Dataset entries

* * * * * * * * *

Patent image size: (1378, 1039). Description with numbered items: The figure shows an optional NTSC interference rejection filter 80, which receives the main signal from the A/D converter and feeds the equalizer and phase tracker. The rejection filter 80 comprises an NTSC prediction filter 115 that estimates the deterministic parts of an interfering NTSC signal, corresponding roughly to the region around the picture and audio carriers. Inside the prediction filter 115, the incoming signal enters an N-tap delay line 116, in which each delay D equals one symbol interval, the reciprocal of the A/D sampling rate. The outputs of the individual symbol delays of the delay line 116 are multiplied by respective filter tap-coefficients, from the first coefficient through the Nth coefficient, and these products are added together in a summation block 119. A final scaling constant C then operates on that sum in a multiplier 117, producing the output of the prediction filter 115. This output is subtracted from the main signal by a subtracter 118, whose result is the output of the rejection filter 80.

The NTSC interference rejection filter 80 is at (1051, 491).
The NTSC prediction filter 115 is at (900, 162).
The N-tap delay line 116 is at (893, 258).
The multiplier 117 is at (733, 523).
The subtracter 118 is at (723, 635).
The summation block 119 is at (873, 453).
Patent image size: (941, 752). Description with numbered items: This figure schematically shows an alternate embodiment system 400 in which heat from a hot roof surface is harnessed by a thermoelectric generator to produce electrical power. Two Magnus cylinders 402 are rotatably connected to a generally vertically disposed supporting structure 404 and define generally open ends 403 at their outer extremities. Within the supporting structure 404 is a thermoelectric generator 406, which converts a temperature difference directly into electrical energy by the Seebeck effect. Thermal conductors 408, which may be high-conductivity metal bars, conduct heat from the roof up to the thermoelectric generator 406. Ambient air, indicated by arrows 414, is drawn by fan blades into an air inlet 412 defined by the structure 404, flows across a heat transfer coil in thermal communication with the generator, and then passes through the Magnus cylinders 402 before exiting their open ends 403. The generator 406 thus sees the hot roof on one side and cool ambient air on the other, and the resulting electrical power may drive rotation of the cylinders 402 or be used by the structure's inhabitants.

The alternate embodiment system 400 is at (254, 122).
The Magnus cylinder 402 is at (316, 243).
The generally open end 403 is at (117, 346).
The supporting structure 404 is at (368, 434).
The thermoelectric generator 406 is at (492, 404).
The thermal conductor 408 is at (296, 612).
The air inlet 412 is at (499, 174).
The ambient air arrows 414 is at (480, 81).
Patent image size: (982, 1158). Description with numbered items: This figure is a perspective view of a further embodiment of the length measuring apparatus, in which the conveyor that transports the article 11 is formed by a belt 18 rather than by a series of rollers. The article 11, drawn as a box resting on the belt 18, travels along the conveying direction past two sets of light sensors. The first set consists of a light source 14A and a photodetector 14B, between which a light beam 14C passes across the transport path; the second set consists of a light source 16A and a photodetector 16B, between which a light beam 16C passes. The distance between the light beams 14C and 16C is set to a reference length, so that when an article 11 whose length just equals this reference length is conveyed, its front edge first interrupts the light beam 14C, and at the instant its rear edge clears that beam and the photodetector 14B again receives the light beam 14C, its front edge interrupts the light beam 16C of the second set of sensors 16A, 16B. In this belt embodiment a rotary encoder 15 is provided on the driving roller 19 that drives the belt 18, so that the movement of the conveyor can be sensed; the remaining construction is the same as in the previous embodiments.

* * * * * * * * *

• **Objective**:
Reproduce the records above word for word.

• **Problem solution**:
Patent image size: (1378, 1039). Description with numbered items: The figure shows an optional NTSC interference rejection filter 80, which receives the main signal from the A/D converter and feeds the equalizer and phase tracker. The rejection filter 80 comprises an NTSC prediction filter 115 that estimates the deterministic parts of an interfering NTSC signal, corresponding roughly to the region around the picture and audio carriers. Inside the prediction filter 115, the incoming signal enters an N-tap delay line 116, in which each delay D equals one symbol interval, the reciprocal of the A/D sampling rate. The outputs of the individual symbol delays of the delay line 116 are multiplied by respective filter tap-coefficients, from the first coefficient through the Nth coefficient, and these products are added together in a summation block 119. A final scaling constant C then operates on that sum in a multiplier 117, producing the output of the prediction filter 115. This output is subtracted from the main signal by a subtracter 118, whose result is the output of the rejection filter 80.

The NTSC interference rejection filter 80 is at (1051, 491).
The NTSC prediction filter 115 is at (900, 162).
The N-tap delay line 116 is at (893, 258).
The multiplier 117 is at (733, 523).
The subtracter 118 is at (723, 635).
The summation block 119 is at (873, 453).
Patent image size: (941, 752). Description with numbered items: This figure schematically shows an alternate embodiment system 400 in which heat from a hot roof surface is harnessed by a thermoelectric generator to produce electrical power. Two Magnus cylinders 402 are rotatably connected to a generally vertically disposed supporting structure 404 and define generally open ends 403 at their outer extremities. Within the supporting structure 404 is a thermoelectric generator 406, which converts a temperature difference directly into electrical energy by the Seebeck effect. Thermal conductors 408, which may be high-conductivity metal bars, conduct heat from the roof up to the thermoelectric generator 406. Ambient air, indicated by arrows 414, is drawn by fan blades into an air inlet 412 defined by the structure 404, flows across a heat transfer coil in thermal communication with the generator, and then passes through the Magnus cylinders 402 before exiting their open ends 403. The generator 406 thus sees the hot roof on one side and cool ambient air on the other, and the resulting electrical power may drive rotation of the cylinders 402 or be used by the structure's inhabitants.

The alternate embodiment system 400 is at (254, 122).
The Magnus cylinder 402 is at (316, 243).
The generally open end 403 is at (117, 346).
The supporting structure 404 is at (368, 434).
The thermoelectric generator 406 is at (492, 404).
The thermal conductor 408 is at (296, 612).
The air inlet 412 is at (499, 174).
The ambient air arrows 414 is at (480, 81).
Patent image size: (982, 1158). Description with numbered items: This figure is a perspective view of a further embodiment of the length measuring apparatus, in which the conveyor that transports the article 11 is formed by a belt 18 rather than by a series of rollers. The article 11, drawn as a box resting on the belt 18, travels along the conveying direction past two sets of light sensors. The first set consists of a light source 14A and a photodetector 14B, between which a light beam 14C passes across the transport path; the second set consists of a light source 16A and a photodetector 16B, between which a light beam 16C passes. The distance between the light beams 14C and 16C is set to a reference length, so that when an article 11 whose length just equals this reference length is conveyed, its front edge first interrupts the light beam 14C, and at the instant its rear edge clears that beam and the photodetector 14B again receives the light beam 14C, its front edge interrupts the light beam 16C of the second set of sensors 16A, 16B. In this belt embodiment a rotary encoder 15 is provided on the driving roller 19 that drives the belt 18, so that the movement of the conveyor can be sensed; the remaining construction is the same as in the previous embodiments.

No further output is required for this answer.